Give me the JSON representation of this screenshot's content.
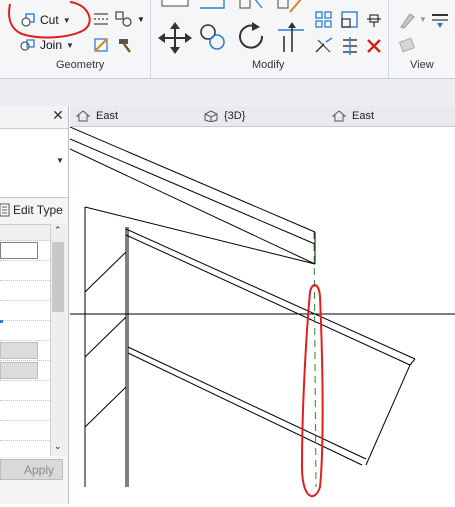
{
  "ribbon": {
    "cut_label": "Cut",
    "join_label": "Join",
    "panels": {
      "geometry": "Geometry",
      "modify": "Modify",
      "view": "View"
    }
  },
  "view_tabs": [
    {
      "label": "East",
      "icon": "elevation-house-icon"
    },
    {
      "label": "{3D}",
      "icon": "3d-view-icon"
    },
    {
      "label": "East",
      "icon": "elevation-house-icon"
    }
  ],
  "properties": {
    "close_glyph": "✕",
    "edit_type_label": "Edit Type",
    "apply_label": "Apply"
  },
  "annotation_color": "#e02020",
  "accent": "#2f7fd0"
}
····················
**What is needed:** Print out the whole of the material word for word, without pictures.

**Final result:**
Give me the JSON representation of this screenshot's content.
{
  "ribbon": {
    "cut_label": "Cut",
    "join_label": "Join",
    "panels": {
      "geometry": "Geometry",
      "modify": "Modify",
      "view": "View"
    }
  },
  "view_tabs": [
    {
      "label": "East",
      "icon": "elevation-house-icon"
    },
    {
      "label": "{3D}",
      "icon": "3d-view-icon"
    },
    {
      "label": "East",
      "icon": "elevation-house-icon"
    }
  ],
  "properties": {
    "close_glyph": "✕",
    "edit_type_label": "Edit Type",
    "apply_label": "Apply"
  },
  "annotation_color": "#e02020",
  "accent": "#2f7fd0"
}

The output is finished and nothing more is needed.